# [TASK DIRECTIONS]
Write out all the entries word for word, but skip any images.

# [DATA EXCERPTS]
========================================

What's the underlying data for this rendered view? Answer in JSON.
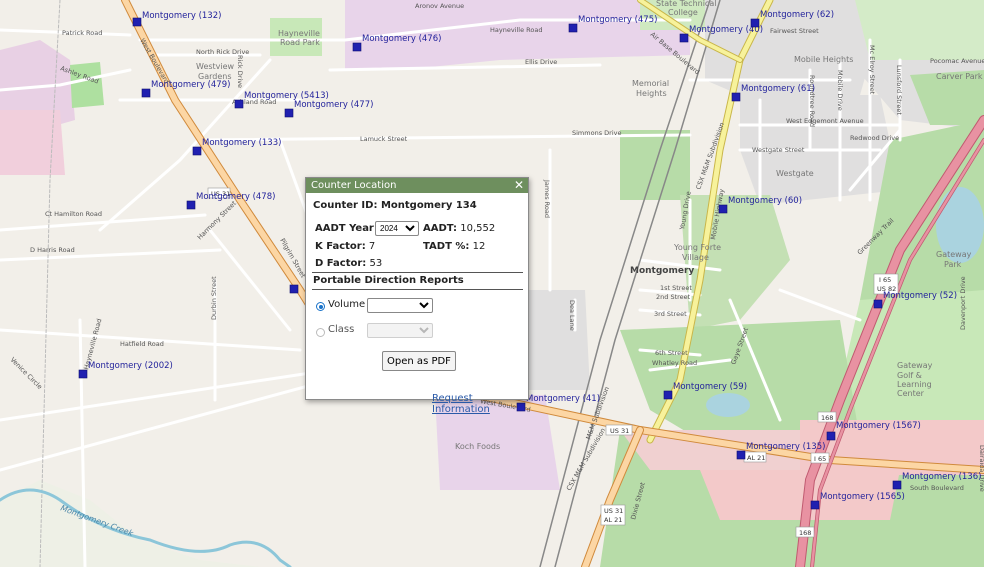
{
  "popup": {
    "title": "Counter Location",
    "close_symbol": "✕",
    "counter_id_label": "Counter ID:",
    "counter_id_value": "Montgomery 134",
    "aadt_year_label": "AADT Year:",
    "aadt_year_selected": "2024",
    "aadt_label": "AADT:",
    "aadt_value": "10,552",
    "k_factor_label": "K Factor:",
    "k_factor_value": "7",
    "tadt_label": "TADT %:",
    "tadt_value": "12",
    "d_factor_label": "D Factor:",
    "d_factor_value": "53",
    "section_title": "Portable Direction Reports",
    "volume_label": "Volume",
    "volume_checked": true,
    "class_label": "Class",
    "class_checked": false,
    "volume_selected": "",
    "class_selected": "",
    "pdf_button_label": "Open as PDF",
    "request_link_label": "Request Information"
  },
  "map": {
    "counters": [
      "Montgomery (132)",
      "Montgomery (476)",
      "Montgomery (475)",
      "Montgomery (40)",
      "Montgomery (62)",
      "Montgomery (479)",
      "Montgomery (5413)",
      "Montgomery (477)",
      "Montgomery (61)",
      "Montgomery (133)",
      "Montgomery (478)",
      "Montgomery (60)",
      "Montgomery (52)",
      "Montgomery (2002)",
      "Montgomery (59)",
      "Montgomery (41)",
      "Montgomery (1567)",
      "Montgomery (135)",
      "Montgomery (136)",
      "Montgomery (1565)"
    ],
    "streets": [
      "Patrick Road",
      "North Rick Drive",
      "Aronov Avenue",
      "Hayneville Road",
      "Ellis Drive",
      "Air Base Boulevard",
      "Fairwest Street",
      "Pocomac Avenue",
      "Lamuck Street",
      "Simmons Drive",
      "West Edgemont Avenue",
      "Westgate Street",
      "Redwood Drive",
      "Hamilton Road",
      "Harmony Street",
      "Pilgrim Street",
      "David Harris Road",
      "Hatfield Road",
      "Durbin Street",
      "James Road",
      "Mobile Highway",
      "Young Drive",
      "Whatley Road",
      "1st Street",
      "2nd Street",
      "3rd Street",
      "6th Street",
      "West Boulevard",
      "South Boulevard",
      "Venice Circle",
      "Rick Drive",
      "Ashley Road",
      "CSX M&M Subdivision",
      "M&M Subdivision",
      "Dea Lane",
      "Lurnford Street",
      "Mobile Drive",
      "Mc Elroy Street",
      "Roundtree Road",
      "Edgemont",
      "Davenport Drive",
      "Dalraida Drive",
      "Ashland Road"
    ],
    "areas": [
      "Hayneville Road Park",
      "Westview Gardens",
      "Memorial Heights",
      "Mobile Heights",
      "Westgate",
      "Young Forte Village",
      "Montgomery",
      "Koch Foods",
      "Gateway Park",
      "Gateway Golf & Learning Center",
      "Carver Park",
      "State Technical College",
      "Montgomery Creek"
    ],
    "shields": [
      "US 31",
      "I 65",
      "US 82",
      "I 68",
      "AL 21",
      "US 31 AL 21",
      "168",
      "I 65"
    ]
  },
  "colors": {
    "popup_header": "#6e8f5e",
    "counter_marker": "#2020b0",
    "motorway": "#e892a2",
    "trunk": "#f9b26e",
    "primary": "#f7e36a",
    "park": "#c8e8b8",
    "residential": "#e0dfdf",
    "industrial": "#e9d3ea",
    "commercial": "#f2d6d6"
  }
}
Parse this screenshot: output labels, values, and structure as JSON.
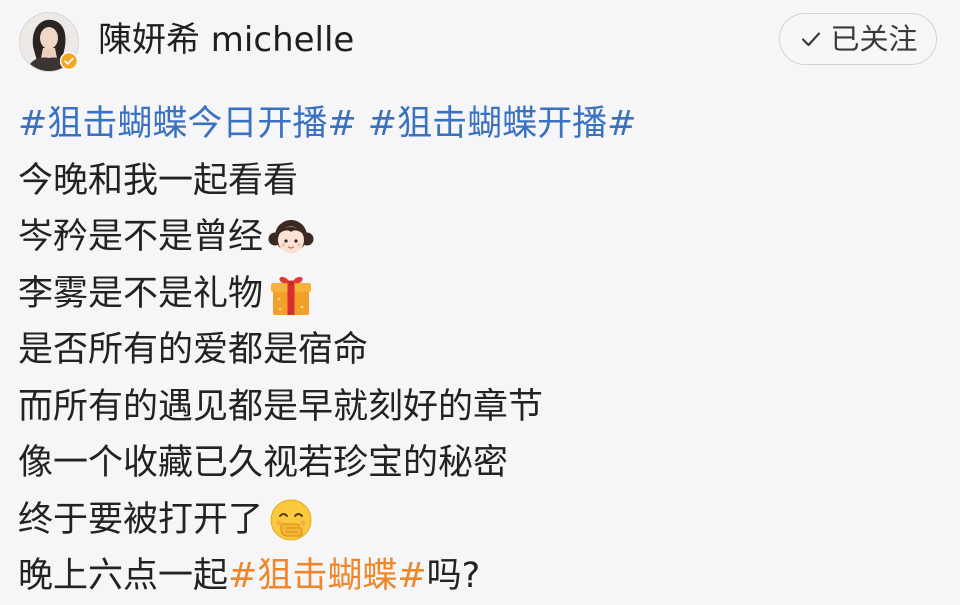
{
  "header": {
    "username": "陳妍希 michelle",
    "follow_label": "已关注"
  },
  "post": {
    "topics_line": [
      {
        "text": "#狙击蝴蝶今日开播#",
        "type": "topic"
      },
      {
        "text": " ",
        "type": "text"
      },
      {
        "text": "#狙击蝴蝶开播#",
        "type": "topic"
      }
    ],
    "lines": [
      {
        "text": "今晚和我一起看看",
        "emoji": null
      },
      {
        "text": "岑矜是不是曾经",
        "emoji": "girl-emoji"
      },
      {
        "text": "李雾是不是礼物",
        "emoji": "gift-emoji"
      },
      {
        "text": "是否所有的爱都是宿命",
        "emoji": null
      },
      {
        "text": "而所有的遇见都是早就刻好的章节",
        "emoji": null
      },
      {
        "text": "像一个收藏已久视若珍宝的秘密",
        "emoji": null
      },
      {
        "text": "终于要被打开了",
        "emoji": "hand-over-mouth-emoji"
      }
    ],
    "last_line": {
      "prefix": "晚上六点一起",
      "topic": "#狙击蝴蝶#",
      "suffix": "吗?"
    }
  },
  "colors": {
    "background": "#f6f6f8",
    "topic_blue": "#3b71c1",
    "topic_orange": "#f0862a",
    "verified_badge": "#f5a623"
  },
  "icons": [
    "avatar",
    "verified-badge-icon",
    "check-icon",
    "girl-emoji",
    "gift-emoji",
    "hand-over-mouth-emoji"
  ]
}
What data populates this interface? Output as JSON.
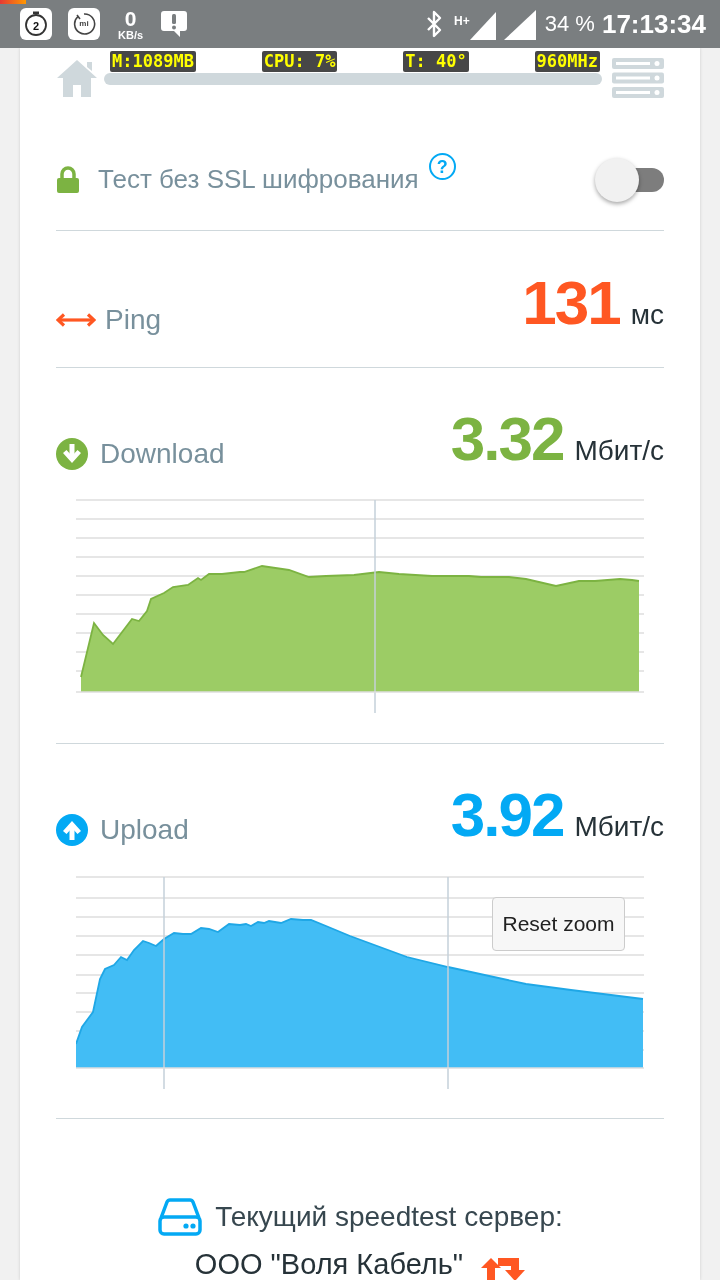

========================================

# [OUTPUT FOR THIS EXERCISE]
What's the underlying data for this rendered view? Answer in JSON.
{
  "popup": {
    "title": "Counter Location",
    "close_symbol": "✕",
    "counter_id_label": "Counter ID:",
    "counter_id_value": "Montgomery 134",
    "aadt_year_label": "AADT Year:",
    "aadt_year_selected": "2024",
    "aadt_label": "AADT:",
    "aadt_value": "10,552",
    "k_factor_label": "K Factor:",
    "k_factor_value": "7",
    "tadt_label": "TADT %:",
    "tadt_value": "12",
    "d_factor_label": "D Factor:",
    "d_factor_value": "53",
    "section_title": "Portable Direction Reports",
    "volume_label": "Volume",
    "volume_checked": true,
    "class_label": "Class",
    "class_checked": false,
    "volume_selected": "",
    "class_selected": "",
    "pdf_button_label": "Open as PDF",
    "request_link_label": "Request Information"
  },
  "map": {
    "counters": [
      "Montgomery (132)",
      "Montgomery (476)",
      "Montgomery (475)",
      "Montgomery (40)",
      "Montgomery (62)",
      "Montgomery (479)",
      "Montgomery (5413)",
      "Montgomery (477)",
      "Montgomery (61)",
      "Montgomery (133)",
      "Montgomery (478)",
      "Montgomery (60)",
      "Montgomery (52)",
      "Montgomery (2002)",
      "Montgomery (59)",
      "Montgomery (41)",
      "Montgomery (1567)",
      "Montgomery (135)",
      "Montgomery (136)",
      "Montgomery (1565)"
    ],
    "streets": [
      "Patrick Road",
      "North Rick Drive",
      "Aronov Avenue",
      "Hayneville Road",
      "Ellis Drive",
      "Air Base Boulevard",
      "Fairwest Street",
      "Pocomac Avenue",
      "Lamuck Street",
      "Simmons Drive",
      "West Edgemont Avenue",
      "Westgate Street",
      "Redwood Drive",
      "Hamilton Road",
      "Harmony Street",
      "Pilgrim Street",
      "David Harris Road",
      "Hatfield Road",
      "Durbin Street",
      "James Road",
      "Mobile Highway",
      "Young Drive",
      "Whatley Road",
      "1st Street",
      "2nd Street",
      "3rd Street",
      "6th Street",
      "West Boulevard",
      "South Boulevard",
      "Venice Circle",
      "Rick Drive",
      "Ashley Road",
      "CSX M&M Subdivision",
      "M&M Subdivision",
      "Dea Lane",
      "Lurnford Street",
      "Mobile Drive",
      "Mc Elroy Street",
      "Roundtree Road",
      "Edgemont",
      "Davenport Drive",
      "Dalraida Drive",
      "Ashland Road"
    ],
    "areas": [
      "Hayneville Road Park",
      "Westview Gardens",
      "Memorial Heights",
      "Mobile Heights",
      "Westgate",
      "Young Forte Village",
      "Montgomery",
      "Koch Foods",
      "Gateway Park",
      "Gateway Golf & Learning Center",
      "Carver Park",
      "State Technical College",
      "Montgomery Creek"
    ],
    "shields": [
      "US 31",
      "I 65",
      "US 82",
      "I 68",
      "AL 21",
      "US 31 AL 21",
      "168",
      "I 65"
    ]
  },
  "colors": {
    "popup_header": "#6e8f5e",
    "counter_marker": "#2020b0",
    "motorway": "#e892a2",
    "trunk": "#f9b26e",
    "primary": "#f7e36a",
    "park": "#c8e8b8",
    "residential": "#e0dfdf",
    "industrial": "#e9d3ea",
    "commercial": "#f2d6d6"
  }
}
Parse this screenshot: output labels, values, and structure as JSON.
{
  "header": {
    "username": "陳妍希 michelle",
    "follow_label": "已关注"
  },
  "post": {
    "topics_line": [
      {
        "text": "#狙击蝴蝶今日开播#",
        "type": "topic"
      },
      {
        "text": " ",
        "type": "text"
      },
      {
        "text": "#狙击蝴蝶开播#",
        "type": "topic"
      }
    ],
    "lines": [
      {
        "text": "今晚和我一起看看",
        "emoji": null
      },
      {
        "text": "岑矜是不是曾经",
        "emoji": "girl-emoji"
      },
      {
        "text": "李雾是不是礼物",
        "emoji": "gift-emoji"
      },
      {
        "text": "是否所有的爱都是宿命",
        "emoji": null
      },
      {
        "text": "而所有的遇见都是早就刻好的章节",
        "emoji": null
      },
      {
        "text": "像一个收藏已久视若珍宝的秘密",
        "emoji": null
      },
      {
        "text": "终于要被打开了",
        "emoji": "hand-over-mouth-emoji"
      }
    ],
    "last_line": {
      "prefix": "晚上六点一起",
      "topic": "#狙击蝴蝶#",
      "suffix": "吗?"
    }
  },
  "colors": {
    "background": "#f6f6f8",
    "topic_blue": "#3b71c1",
    "topic_orange": "#f0862a",
    "verified_badge": "#f5a623"
  },
  "icons": [
    "avatar",
    "verified-badge-icon",
    "check-icon",
    "girl-emoji",
    "gift-emoji",
    "hand-over-mouth-emoji"
  ]
}
What data populates this interface? Output as JSON.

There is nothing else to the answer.